Und doch hat eine spätere Erfahrung gezeigt, dass man in den Bergen immer wieder mit Überraschungen rechnen muss. Jahre später rannten wir auch aus dem wunderschönen Bietschtal hinaus in Richtung St.German. Wir hörten das Donnern, das schnell sich näherte und der Himmel verdunkelte sich zusehend. Kaum sassen wir im Auto, als das Gewitter sich über unseren Köpfen entlud. Weil jeder von uns so richtig ausser Atem gekommen war, da argumentierte man wir hätten doch das Ende des Gewitters in einem der beiden Tunnels abwarten können, durch welche der Wanderweg führt. Wir waren jedoch froh im Auto zu sitzen und erst am nächsten Tag als wir wieder auf diesen herrlichen Wanderweg hochstiegen, wurden wir eines besseren belehrt, dass nämlich ein Tunnel wohl eine sichere Überdachung bieten kann, aber heimtückische Gefahren lauern trotzdem in so einem Unterschlupf. Als wir in die Nähe des Tunnels kamen, war der Wanderweg etwa 2 Meter hoch von der rechten Bergseite herunter wie ein Kegel bis weit hinab ins Tal verschüttert. Eine Staub-Schlammlawine war auf beiden Seiten des Tunnels heruntergegangen. Schon wollten die teilnehmenden Wanderer wenden, da offensichtlich der Weg ab hier versperrt war. Allen mich begleitenden Warnungen zum Trotz, und vor allem des schönen Wanderwetters wegen,versuchte ich als Erster in den Schuttkegel einen Pfad zu treten, indem ich vorsichtig die Füsse senkrecht zum Schuttkegel stellte und den Boden unter mir stampfte. So erreichte ich den Eingang des Tunnels und prüfte beim Rückweg, ob dieser neue Pfad auch nirgends so locker war, dass man noch hätte abrutschen können. Ich nahm einen Wegbegleiter nach dem anderen bei der Hand und führte sie alle hinüber an die Öffnung des Tunnels. „Quelle aventure“ meinte die Francine. Sie spricht zwar unsere Sprache sehr gut, aber wenn Elektrizität in der Luft war und es spannend wurde, dann schaltete sie immer auf ihre Muttersprache um.

== Eingabedaten ==
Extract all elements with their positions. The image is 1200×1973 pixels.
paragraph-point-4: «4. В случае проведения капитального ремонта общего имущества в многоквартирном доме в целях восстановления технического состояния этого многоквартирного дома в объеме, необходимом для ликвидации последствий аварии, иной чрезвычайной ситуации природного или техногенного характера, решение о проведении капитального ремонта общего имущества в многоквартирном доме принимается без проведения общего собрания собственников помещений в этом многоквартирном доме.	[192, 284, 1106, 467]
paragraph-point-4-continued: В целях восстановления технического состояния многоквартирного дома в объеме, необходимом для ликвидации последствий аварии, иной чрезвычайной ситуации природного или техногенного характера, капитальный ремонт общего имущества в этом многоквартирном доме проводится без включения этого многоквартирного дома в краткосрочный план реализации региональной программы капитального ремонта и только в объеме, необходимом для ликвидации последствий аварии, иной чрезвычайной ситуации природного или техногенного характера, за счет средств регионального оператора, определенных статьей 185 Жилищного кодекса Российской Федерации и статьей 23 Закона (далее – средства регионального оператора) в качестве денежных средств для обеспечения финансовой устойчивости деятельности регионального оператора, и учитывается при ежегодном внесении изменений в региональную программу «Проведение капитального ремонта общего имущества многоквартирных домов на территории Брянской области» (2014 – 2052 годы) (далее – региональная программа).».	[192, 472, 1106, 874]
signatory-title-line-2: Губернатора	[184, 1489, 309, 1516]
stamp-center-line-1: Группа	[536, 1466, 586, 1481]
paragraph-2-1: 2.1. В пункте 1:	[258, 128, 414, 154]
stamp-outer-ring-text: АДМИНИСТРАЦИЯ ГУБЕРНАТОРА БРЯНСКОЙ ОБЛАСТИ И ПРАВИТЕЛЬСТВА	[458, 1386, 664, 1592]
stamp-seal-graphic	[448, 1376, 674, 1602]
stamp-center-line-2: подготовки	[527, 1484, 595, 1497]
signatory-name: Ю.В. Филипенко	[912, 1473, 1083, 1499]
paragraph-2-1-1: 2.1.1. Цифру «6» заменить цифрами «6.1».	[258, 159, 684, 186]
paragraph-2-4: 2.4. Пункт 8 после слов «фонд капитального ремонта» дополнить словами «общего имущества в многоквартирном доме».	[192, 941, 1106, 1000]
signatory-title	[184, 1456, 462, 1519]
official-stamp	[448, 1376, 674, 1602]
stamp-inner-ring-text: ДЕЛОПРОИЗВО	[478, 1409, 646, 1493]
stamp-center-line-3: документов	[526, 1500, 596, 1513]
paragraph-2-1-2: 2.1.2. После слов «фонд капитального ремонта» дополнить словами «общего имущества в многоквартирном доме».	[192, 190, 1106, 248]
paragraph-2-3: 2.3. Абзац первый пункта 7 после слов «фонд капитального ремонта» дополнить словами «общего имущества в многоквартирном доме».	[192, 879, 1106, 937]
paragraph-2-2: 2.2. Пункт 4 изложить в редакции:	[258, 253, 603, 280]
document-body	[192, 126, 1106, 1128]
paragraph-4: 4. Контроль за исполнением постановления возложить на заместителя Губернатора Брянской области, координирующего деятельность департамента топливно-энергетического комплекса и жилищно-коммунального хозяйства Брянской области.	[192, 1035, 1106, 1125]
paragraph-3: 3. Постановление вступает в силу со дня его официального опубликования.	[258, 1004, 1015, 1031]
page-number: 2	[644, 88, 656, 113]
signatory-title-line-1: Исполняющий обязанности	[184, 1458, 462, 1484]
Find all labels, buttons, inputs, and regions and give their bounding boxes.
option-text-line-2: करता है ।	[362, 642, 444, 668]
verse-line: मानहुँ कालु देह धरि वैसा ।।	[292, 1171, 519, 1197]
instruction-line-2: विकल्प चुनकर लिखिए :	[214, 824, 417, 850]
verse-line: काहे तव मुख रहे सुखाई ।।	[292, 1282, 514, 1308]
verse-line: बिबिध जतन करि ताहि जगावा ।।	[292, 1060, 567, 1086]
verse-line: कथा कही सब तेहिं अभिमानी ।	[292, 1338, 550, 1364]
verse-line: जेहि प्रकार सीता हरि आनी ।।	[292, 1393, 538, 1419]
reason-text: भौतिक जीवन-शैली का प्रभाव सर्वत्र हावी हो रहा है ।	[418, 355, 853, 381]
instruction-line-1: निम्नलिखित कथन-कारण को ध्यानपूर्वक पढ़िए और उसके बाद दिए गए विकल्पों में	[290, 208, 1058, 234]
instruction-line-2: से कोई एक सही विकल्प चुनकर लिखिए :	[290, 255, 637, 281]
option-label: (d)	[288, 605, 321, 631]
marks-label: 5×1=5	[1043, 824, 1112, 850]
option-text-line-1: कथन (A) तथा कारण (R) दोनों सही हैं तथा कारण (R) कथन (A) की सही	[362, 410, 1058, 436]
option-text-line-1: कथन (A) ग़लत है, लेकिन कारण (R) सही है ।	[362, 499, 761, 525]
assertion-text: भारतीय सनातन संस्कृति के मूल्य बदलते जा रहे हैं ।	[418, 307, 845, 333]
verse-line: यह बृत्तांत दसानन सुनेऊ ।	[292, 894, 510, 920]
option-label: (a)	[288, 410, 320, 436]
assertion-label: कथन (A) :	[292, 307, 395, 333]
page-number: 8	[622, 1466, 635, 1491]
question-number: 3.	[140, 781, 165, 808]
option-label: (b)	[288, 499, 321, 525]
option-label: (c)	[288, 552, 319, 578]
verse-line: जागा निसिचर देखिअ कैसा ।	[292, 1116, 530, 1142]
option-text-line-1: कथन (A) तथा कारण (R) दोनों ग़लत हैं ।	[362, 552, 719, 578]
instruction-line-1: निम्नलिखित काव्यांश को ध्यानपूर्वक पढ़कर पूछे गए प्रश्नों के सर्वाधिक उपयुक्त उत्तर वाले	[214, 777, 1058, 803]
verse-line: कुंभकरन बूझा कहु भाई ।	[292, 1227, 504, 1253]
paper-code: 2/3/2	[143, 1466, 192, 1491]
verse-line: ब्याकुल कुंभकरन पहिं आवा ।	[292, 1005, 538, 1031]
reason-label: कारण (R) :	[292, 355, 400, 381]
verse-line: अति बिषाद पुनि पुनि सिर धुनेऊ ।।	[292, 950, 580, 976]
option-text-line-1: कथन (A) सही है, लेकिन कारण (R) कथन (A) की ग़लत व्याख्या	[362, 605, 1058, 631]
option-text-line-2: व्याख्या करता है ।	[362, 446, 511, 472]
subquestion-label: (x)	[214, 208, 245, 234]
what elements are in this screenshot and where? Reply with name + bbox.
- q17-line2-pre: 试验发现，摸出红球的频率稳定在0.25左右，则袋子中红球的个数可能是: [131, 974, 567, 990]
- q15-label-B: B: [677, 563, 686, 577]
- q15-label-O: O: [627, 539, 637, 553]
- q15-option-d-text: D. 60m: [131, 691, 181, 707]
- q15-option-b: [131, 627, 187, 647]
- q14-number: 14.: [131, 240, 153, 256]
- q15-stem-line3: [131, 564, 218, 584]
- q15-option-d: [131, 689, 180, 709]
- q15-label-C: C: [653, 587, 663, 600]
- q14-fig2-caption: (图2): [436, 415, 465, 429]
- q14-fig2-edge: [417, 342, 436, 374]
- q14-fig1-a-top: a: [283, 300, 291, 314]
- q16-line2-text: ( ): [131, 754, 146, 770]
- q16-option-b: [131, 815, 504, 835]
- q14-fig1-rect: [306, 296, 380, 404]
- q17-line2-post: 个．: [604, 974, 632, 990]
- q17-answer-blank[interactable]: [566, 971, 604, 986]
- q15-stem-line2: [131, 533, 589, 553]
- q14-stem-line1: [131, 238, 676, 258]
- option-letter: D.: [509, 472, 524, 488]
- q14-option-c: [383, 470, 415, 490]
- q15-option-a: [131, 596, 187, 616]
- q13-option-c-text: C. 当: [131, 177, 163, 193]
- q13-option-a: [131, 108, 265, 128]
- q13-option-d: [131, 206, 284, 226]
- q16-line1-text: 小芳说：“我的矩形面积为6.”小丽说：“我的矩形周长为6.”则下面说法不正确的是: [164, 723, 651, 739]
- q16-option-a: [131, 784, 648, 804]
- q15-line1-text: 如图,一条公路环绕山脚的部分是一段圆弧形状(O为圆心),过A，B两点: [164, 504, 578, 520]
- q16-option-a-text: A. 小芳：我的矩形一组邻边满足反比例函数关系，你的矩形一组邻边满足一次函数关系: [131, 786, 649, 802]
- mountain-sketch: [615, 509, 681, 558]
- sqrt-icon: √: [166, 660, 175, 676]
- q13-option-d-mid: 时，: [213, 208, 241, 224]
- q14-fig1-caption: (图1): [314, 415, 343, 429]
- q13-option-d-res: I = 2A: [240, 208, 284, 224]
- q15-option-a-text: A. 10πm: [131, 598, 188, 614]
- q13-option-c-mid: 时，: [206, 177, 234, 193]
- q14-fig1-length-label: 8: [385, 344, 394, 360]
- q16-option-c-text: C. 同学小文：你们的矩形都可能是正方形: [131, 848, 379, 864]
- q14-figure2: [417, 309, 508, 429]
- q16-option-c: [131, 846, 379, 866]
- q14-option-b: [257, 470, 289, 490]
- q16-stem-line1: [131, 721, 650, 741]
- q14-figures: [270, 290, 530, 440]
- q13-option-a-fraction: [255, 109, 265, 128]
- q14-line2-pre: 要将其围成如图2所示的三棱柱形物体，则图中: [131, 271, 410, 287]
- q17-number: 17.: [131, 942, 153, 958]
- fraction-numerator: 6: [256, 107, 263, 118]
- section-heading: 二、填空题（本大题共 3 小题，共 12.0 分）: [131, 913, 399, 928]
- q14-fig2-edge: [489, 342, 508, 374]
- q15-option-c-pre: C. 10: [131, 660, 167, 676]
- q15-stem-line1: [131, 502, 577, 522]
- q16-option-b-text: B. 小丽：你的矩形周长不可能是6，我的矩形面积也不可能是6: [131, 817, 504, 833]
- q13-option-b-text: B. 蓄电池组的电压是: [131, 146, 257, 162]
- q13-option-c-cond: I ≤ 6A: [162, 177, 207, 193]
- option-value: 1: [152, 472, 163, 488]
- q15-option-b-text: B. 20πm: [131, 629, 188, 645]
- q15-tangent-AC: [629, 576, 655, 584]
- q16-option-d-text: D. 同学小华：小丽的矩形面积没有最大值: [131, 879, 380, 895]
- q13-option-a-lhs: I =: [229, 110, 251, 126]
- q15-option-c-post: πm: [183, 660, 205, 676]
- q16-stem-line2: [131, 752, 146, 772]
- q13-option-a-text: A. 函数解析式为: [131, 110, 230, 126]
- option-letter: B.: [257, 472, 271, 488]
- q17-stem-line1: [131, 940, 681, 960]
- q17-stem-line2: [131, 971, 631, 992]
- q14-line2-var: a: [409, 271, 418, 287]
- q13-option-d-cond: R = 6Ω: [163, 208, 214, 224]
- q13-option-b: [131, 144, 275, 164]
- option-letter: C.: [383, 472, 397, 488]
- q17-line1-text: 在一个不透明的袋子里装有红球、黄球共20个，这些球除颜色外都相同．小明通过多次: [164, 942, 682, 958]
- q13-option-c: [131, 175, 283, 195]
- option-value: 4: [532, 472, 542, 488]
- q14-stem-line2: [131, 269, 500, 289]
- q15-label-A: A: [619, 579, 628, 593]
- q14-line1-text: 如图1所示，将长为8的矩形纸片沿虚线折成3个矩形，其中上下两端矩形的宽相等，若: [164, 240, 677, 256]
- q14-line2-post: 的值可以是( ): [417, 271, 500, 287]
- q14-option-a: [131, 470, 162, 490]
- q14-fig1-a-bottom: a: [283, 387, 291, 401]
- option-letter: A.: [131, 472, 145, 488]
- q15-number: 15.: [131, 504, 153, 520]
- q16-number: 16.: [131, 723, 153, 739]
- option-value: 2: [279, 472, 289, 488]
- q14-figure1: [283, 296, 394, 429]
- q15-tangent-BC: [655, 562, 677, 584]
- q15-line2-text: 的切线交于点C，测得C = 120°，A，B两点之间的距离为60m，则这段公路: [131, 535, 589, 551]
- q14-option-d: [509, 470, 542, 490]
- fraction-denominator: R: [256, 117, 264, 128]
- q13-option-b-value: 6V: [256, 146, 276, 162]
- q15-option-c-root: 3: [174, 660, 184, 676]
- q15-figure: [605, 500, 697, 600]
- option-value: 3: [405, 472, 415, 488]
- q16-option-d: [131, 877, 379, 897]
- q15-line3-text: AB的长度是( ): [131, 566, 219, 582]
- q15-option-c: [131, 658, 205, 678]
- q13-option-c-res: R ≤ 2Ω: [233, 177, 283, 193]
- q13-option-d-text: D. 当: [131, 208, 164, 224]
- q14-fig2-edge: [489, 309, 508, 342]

== Aufgaben ==
A – Übersetze den Satz „Eine Staub-Schlammlawine war auf beiden Seiten des Tunnels heruntergegangen.“ aus dem Text über die Wanderung im Bietschtal ins Englische.
B – Führe den Text über die Wanderung im Bietschtal nach seinem letzten Satz weiter.

== Schriftliche Antworten ==
A – A dust and mud avalanche had come down on both sides of the tunnel.

B –
Ich merkte aber zuerst nicht, dass sich auch im Innern des Tunnels sich manches verändert hatte. Der Weg dort hindurch schien mir auf einmal so holprig, und als wir ganz hindurch waren, da merkte ich, an dem weniger umfangreichen Schuttkegel am anderen Ende, was sich dort während des Gewitters ereignet hatte. Währendem die Staub- und Schlammlawinen an den beiden Öffnungen des Tunnels vorbei mit wahrscheinlich gewaltiger Geschwindigkeit ins Tal brausten, entstand im Tunnelinnern ein Sog. Nur so konnten sich die dort angehäuften Staubschichten erklären lassen. Das gab mir natürlich die Möglichkeit jedem Teilnehmer meine Vermutungen zu erklären und zu schlussfolgern, dass bei einem Aufenthalt in diesem Tunnel, während dem an beiden Seiten Schuttlawinen herunterdonnerten, wir wahrscheinlich zuerst einem stark veränderten Luftdruck ausgesetzt worden wären, die unsere Lungen hätten zum Platzen bringen können, was man schon bei Lawinen beobachten konnte, oder wir uns des Staubes beim Einatmen nicht hätten vollauf erwehren können. Die Eingänge hätten verschüttet werden können, doch sollte man allen möglichen Katastrophenformen mit ruhigem Blut und Objektivität begegnen.

Bergwanderungen können einen unbeschreiblichen Genuss darstellen, doch ist es vorsichtig sich dauernd der möglichen Gefährlichkeit einer jeweiligen Situation bewusst zu sein, in der man sich jeweils befindet.